▶ [PROBLEM DESCRIPTION]: Repeat the listing that follows, character for character, minus the pictures.

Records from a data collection
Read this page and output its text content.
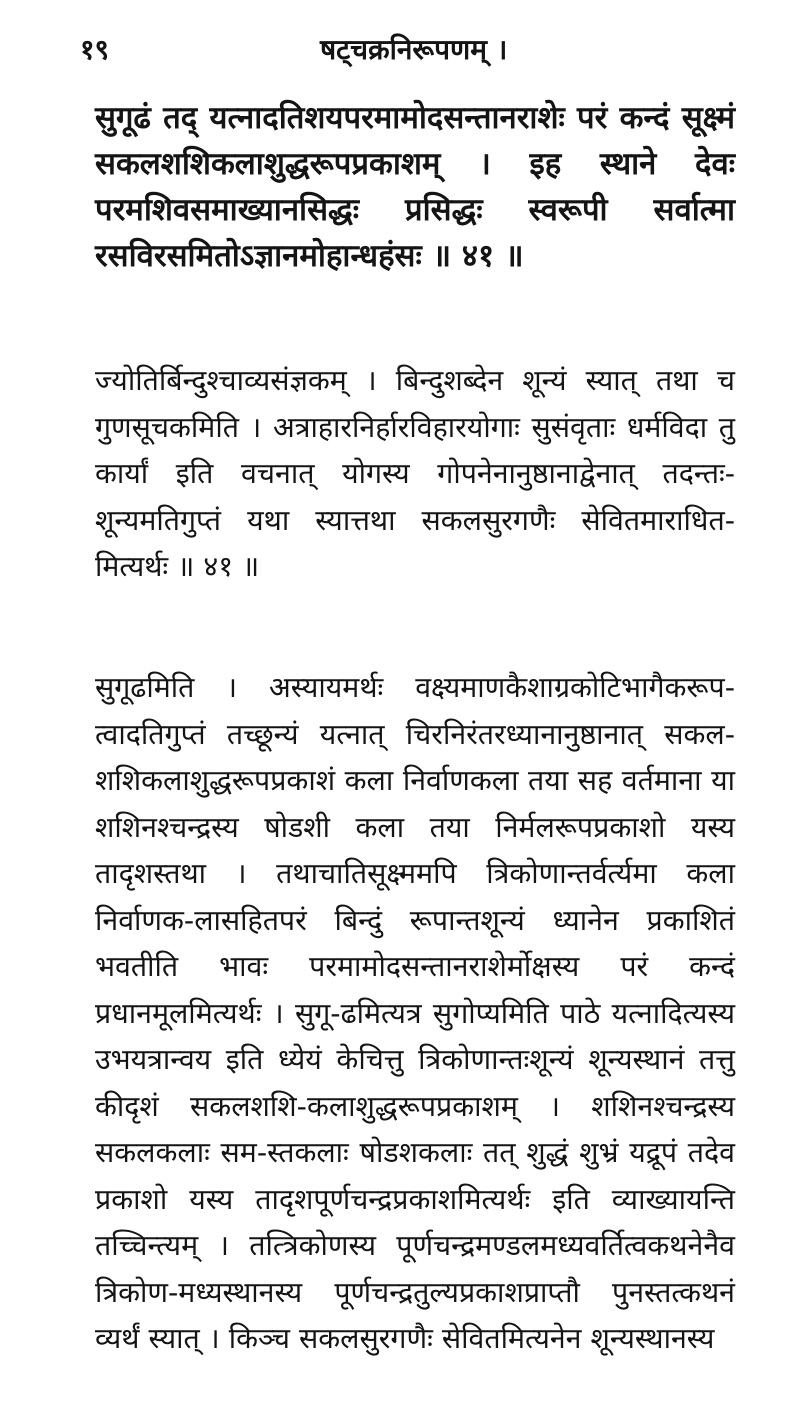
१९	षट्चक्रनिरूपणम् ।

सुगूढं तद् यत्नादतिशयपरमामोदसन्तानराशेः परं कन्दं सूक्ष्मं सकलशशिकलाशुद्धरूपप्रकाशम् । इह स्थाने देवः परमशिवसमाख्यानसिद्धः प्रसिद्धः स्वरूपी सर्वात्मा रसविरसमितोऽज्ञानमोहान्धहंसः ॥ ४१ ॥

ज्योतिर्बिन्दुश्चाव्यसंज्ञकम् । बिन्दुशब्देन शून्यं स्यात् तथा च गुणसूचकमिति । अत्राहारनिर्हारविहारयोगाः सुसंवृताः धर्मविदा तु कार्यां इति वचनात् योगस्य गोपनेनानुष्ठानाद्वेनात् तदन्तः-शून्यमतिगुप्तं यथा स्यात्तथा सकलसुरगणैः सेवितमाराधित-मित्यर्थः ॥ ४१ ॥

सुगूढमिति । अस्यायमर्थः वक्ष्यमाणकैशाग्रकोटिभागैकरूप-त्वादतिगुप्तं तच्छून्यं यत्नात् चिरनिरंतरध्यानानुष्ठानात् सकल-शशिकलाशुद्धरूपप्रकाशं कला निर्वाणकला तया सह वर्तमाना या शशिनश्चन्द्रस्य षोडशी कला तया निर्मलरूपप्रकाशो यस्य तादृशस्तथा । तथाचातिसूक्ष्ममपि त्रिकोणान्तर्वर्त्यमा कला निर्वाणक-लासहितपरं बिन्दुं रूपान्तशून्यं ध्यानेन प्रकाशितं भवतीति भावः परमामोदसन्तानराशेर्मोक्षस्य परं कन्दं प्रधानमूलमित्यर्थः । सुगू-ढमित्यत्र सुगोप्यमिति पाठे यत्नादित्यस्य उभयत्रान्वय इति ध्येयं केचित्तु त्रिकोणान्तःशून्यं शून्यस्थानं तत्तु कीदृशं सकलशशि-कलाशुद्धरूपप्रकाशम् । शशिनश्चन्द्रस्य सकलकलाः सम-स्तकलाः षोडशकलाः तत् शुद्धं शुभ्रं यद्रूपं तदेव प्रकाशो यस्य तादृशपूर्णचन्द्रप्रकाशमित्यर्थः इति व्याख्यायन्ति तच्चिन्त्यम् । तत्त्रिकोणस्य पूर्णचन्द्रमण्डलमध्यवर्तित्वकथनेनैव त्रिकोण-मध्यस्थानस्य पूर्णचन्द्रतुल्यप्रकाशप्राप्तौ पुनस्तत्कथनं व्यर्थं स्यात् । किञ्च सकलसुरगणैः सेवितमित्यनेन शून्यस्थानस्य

▶ [RESPONSE TO THE TASK]:
Read this page and output its text content.
१९	षट्चक्रनिरूपणम् ।

सुगूढं तद् यत्नादतिशयपरमामोदसन्तानराशेः परं कन्दं सूक्ष्मं सकलशशिकलाशुद्धरूपप्रकाशम् । इह स्थाने देवः परमशिवसमाख्यानसिद्धः प्रसिद्धः स्वरूपी सर्वात्मा रसविरसमितोऽज्ञानमोहान्धहंसः ॥ ४१ ॥

ज्योतिर्बिन्दुश्चाव्यसंज्ञकम् । बिन्दुशब्देन शून्यं स्यात् तथा च गुणसूचकमिति । अत्राहारनिर्हारविहारयोगाः सुसंवृताः धर्मविदा तु कार्यां इति वचनात् योगस्य गोपनेनानुष्ठानाद्वेनात् तदन्तः-शून्यमतिगुप्तं यथा स्यात्तथा सकलसुरगणैः सेवितमाराधित-मित्यर्थः ॥ ४१ ॥

सुगूढमिति । अस्यायमर्थः वक्ष्यमाणकैशाग्रकोटिभागैकरूप-त्वादतिगुप्तं तच्छून्यं यत्नात् चिरनिरंतरध्यानानुष्ठानात् सकल-शशिकलाशुद्धरूपप्रकाशं कला निर्वाणकला तया सह वर्तमाना या शशिनश्चन्द्रस्य षोडशी कला तया निर्मलरूपप्रकाशो यस्य तादृशस्तथा । तथाचातिसूक्ष्ममपि त्रिकोणान्तर्वर्त्यमा कला निर्वाणक-लासहितपरं बिन्दुं रूपान्तशून्यं ध्यानेन प्रकाशितं भवतीति भावः परमामोदसन्तानराशेर्मोक्षस्य परं कन्दं प्रधानमूलमित्यर्थः । सुगू-ढमित्यत्र सुगोप्यमिति पाठे यत्नादित्यस्य उभयत्रान्वय इति ध्येयं केचित्तु त्रिकोणान्तःशून्यं शून्यस्थानं तत्तु कीदृशं सकलशशि-कलाशुद्धरूपप्रकाशम् । शशिनश्चन्द्रस्य सकलकलाः सम-स्तकलाः षोडशकलाः तत् शुद्धं शुभ्रं यद्रूपं तदेव प्रकाशो यस्य तादृशपूर्णचन्द्रप्रकाशमित्यर्थः इति व्याख्यायन्ति तच्चिन्त्यम् । तत्त्रिकोणस्य पूर्णचन्द्रमण्डलमध्यवर्तित्वकथनेनैव त्रिकोण-मध्यस्थानस्य पूर्णचन्द्रतुल्यप्रकाशप्राप्तौ पुनस्तत्कथनं व्यर्थं स्यात् । किञ्च सकलसुरगणैः सेवितमित्यनेन शून्यस्थानस्य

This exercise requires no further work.